[Document text records]

==========

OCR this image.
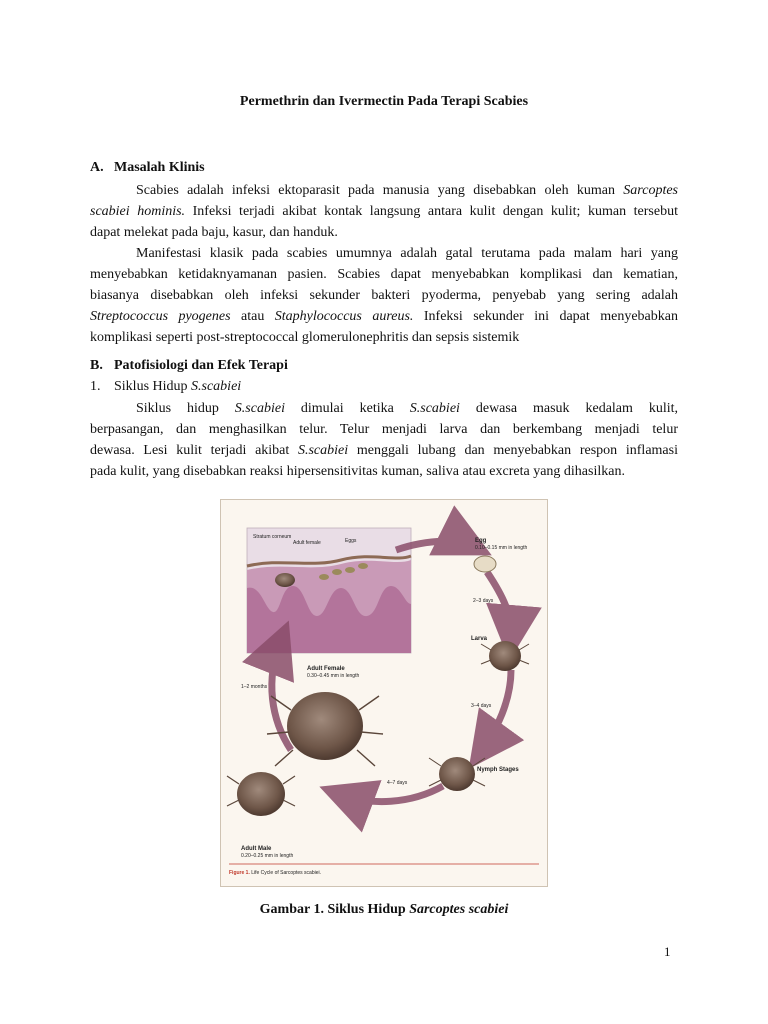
Permethrin dan Ivermectin Pada Terapi Scabies
A. Masalah Klinis
Scabies adalah infeksi ektoparasit pada manusia yang disebabkan oleh kuman Sarcoptes
scabiei hominis. Infeksi terjadi akibat kontak langsung antara kulit dengan kulit; kuman tersebut
dapat melekat pada baju, kasur, dan handuk.
Manifestasi klasik pada scabies umumnya adalah gatal terutama pada malam hari yang
menyebabkan ketidaknyamanan pasien. Scabies dapat menyebabkan komplikasi dan kematian,
biasanya disebabkan oleh infeksi sekunder bakteri pyoderma, penyebab yang sering adalah
Streptococcus pyogenes atau Staphylococcus aureus. Infeksi sekunder ini dapat menyebabkan
komplikasi seperti post-streptococcal glomerulonephritis dan sepsis sistemik
B. Patofisiologi dan Efek Terapi
1. Siklus Hidup S.scabiei
Siklus hidup S.scabiei dimulai ketika S.scabiei dewasa masuk kedalam kulit,
berpasangan, dan menghasilkan telur. Telur menjadi larva dan berkembang menjadi telur
dewasa. Lesi kulit terjadi akibat S.scabiei menggali lubang dan menyebabkan respon inflamasi
pada kulit, yang disebabkan reaksi hipersensitivitas kuman, saliva atau excreta yang dihasilkan.
Stratum corneum
Adult female	Eggs	Egg
0.10–0.15 mm in length
2–3 days
Larva
Adult Female
0.30–0.45 mm in length
1–2 months
3–4 days
Nymph Stages
4–7 days
Adult Male
0.20–0.25 mm in length
Figure 1. Life Cycle of Sarcoptes scabiei.
Gambar 1. Siklus Hidup Sarcoptes scabiei
1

==========

● DESCRIPTION OF THE TASK: Retype the entries above word for word, minus any images.

● EXPECTED ANSWER:
OCR this image.
Permethrin dan Ivermectin Pada Terapi Scabies
A. Masalah Klinis
Scabies adalah infeksi ektoparasit pada manusia yang disebabkan oleh kuman Sarcoptes
scabiei hominis. Infeksi terjadi akibat kontak langsung antara kulit dengan kulit; kuman tersebut
dapat melekat pada baju, kasur, dan handuk.
Manifestasi klasik pada scabies umumnya adalah gatal terutama pada malam hari yang
menyebabkan ketidaknyamanan pasien. Scabies dapat menyebabkan komplikasi dan kematian,
biasanya disebabkan oleh infeksi sekunder bakteri pyoderma, penyebab yang sering adalah
Streptococcus pyogenes atau Staphylococcus aureus. Infeksi sekunder ini dapat menyebabkan
komplikasi seperti post-streptococcal glomerulonephritis dan sepsis sistemik
B. Patofisiologi dan Efek Terapi
1. Siklus Hidup S.scabiei
Siklus hidup S.scabiei dimulai ketika S.scabiei dewasa masuk kedalam kulit,
berpasangan, dan menghasilkan telur. Telur menjadi larva dan berkembang menjadi telur
dewasa. Lesi kulit terjadi akibat S.scabiei menggali lubang dan menyebabkan respon inflamasi
pada kulit, yang disebabkan reaksi hipersensitivitas kuman, saliva atau excreta yang dihasilkan.
Stratum corneum
Adult female	Eggs	Egg
0.10–0.15 mm in length
2–3 days
Larva
Adult Female
0.30–0.45 mm in length
1–2 months
3–4 days
Nymph Stages
4–7 days
Adult Male
0.20–0.25 mm in length
Figure 1. Life Cycle of Sarcoptes scabiei.
Gambar 1. Siklus Hidup Sarcoptes scabiei
1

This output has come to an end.